> _Materials provided_

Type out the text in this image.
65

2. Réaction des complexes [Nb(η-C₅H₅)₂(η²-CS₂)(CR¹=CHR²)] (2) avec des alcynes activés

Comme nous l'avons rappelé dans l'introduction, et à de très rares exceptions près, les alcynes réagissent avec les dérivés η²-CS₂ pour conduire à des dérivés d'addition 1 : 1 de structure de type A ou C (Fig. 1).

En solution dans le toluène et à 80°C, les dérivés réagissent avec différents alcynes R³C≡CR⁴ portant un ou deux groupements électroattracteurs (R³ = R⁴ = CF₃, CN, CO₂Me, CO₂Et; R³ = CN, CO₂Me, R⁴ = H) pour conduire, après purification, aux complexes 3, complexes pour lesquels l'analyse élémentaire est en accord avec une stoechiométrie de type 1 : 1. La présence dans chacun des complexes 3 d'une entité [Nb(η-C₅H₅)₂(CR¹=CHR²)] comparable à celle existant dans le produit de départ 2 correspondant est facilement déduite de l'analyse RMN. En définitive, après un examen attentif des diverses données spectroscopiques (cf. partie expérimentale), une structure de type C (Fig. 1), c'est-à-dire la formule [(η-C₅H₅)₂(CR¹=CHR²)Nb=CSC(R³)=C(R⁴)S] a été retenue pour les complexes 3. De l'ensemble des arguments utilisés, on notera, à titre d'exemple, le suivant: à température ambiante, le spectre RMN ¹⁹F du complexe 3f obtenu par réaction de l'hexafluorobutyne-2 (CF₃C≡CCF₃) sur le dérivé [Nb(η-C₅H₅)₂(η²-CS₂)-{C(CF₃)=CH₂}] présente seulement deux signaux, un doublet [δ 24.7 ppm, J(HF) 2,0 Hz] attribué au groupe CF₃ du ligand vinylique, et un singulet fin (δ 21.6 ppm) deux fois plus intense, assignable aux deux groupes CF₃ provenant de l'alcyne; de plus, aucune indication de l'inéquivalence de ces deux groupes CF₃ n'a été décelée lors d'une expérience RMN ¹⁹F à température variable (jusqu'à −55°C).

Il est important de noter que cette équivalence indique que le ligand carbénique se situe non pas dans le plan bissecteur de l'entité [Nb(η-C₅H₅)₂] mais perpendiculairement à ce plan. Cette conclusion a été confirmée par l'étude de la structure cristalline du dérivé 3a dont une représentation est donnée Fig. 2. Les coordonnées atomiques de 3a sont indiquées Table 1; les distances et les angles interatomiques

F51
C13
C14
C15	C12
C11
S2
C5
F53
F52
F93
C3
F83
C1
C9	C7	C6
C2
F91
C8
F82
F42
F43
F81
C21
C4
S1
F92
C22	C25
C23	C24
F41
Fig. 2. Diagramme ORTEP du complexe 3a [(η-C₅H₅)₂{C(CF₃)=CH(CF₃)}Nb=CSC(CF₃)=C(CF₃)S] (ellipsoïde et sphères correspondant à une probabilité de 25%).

> _Goal_
Extract, word for word, each line of the listing above.

> _Solved problem_
Type out the text in this image.
65

2. Réaction des complexes [Nb(η-C₅H₅)₂(η²-CS₂)(CR¹=CHR²)] (2) avec des alcynes activés

Comme nous l'avons rappelé dans l'introduction, et à de très rares exceptions près, les alcynes réagissent avec les dérivés η²-CS₂ pour conduire à des dérivés d'addition 1 : 1 de structure de type A ou C (Fig. 1).

En solution dans le toluène et à 80°C, les dérivés réagissent avec différents alcynes R³C≡CR⁴ portant un ou deux groupements électroattracteurs (R³ = R⁴ = CF₃, CN, CO₂Me, CO₂Et; R³ = CN, CO₂Me, R⁴ = H) pour conduire, après purification, aux complexes 3, complexes pour lesquels l'analyse élémentaire est en accord avec une stoechiométrie de type 1 : 1. La présence dans chacun des complexes 3 d'une entité [Nb(η-C₅H₅)₂(CR¹=CHR²)] comparable à celle existant dans le produit de départ 2 correspondant est facilement déduite de l'analyse RMN. En définitive, après un examen attentif des diverses données spectroscopiques (cf. partie expérimentale), une structure de type C (Fig. 1), c'est-à-dire la formule [(η-C₅H₅)₂(CR¹=CHR²)Nb=CSC(R³)=C(R⁴)S] a été retenue pour les complexes 3. De l'ensemble des arguments utilisés, on notera, à titre d'exemple, le suivant: à température ambiante, le spectre RMN ¹⁹F du complexe 3f obtenu par réaction de l'hexafluorobutyne-2 (CF₃C≡CCF₃) sur le dérivé [Nb(η-C₅H₅)₂(η²-CS₂)-{C(CF₃)=CH₂}] présente seulement deux signaux, un doublet [δ 24.7 ppm, J(HF) 2,0 Hz] attribué au groupe CF₃ du ligand vinylique, et un singulet fin (δ 21.6 ppm) deux fois plus intense, assignable aux deux groupes CF₃ provenant de l'alcyne; de plus, aucune indication de l'inéquivalence de ces deux groupes CF₃ n'a été décelée lors d'une expérience RMN ¹⁹F à température variable (jusqu'à −55°C).

Il est important de noter que cette équivalence indique que le ligand carbénique se situe non pas dans le plan bissecteur de l'entité [Nb(η-C₅H₅)₂] mais perpendiculairement à ce plan. Cette conclusion a été confirmée par l'étude de la structure cristalline du dérivé 3a dont une représentation est donnée Fig. 2. Les coordonnées atomiques de 3a sont indiquées Table 1; les distances et les angles interatomiques

F51
C13
C14
C15	C12
C11
S2
C5
F53
F52
F93
C3
F83
C1
C9	C7	C6
C2
F91
C8
F82
F42
F43
F81
C21
C4
S1
F92
C22	C25
C23	C24
F41
Fig. 2. Diagramme ORTEP du complexe 3a [(η-C₅H₅)₂{C(CF₃)=CH(CF₃)}Nb=CSC(CF₃)=C(CF₃)S] (ellipsoïde et sphères correspondant à une probabilité de 25%).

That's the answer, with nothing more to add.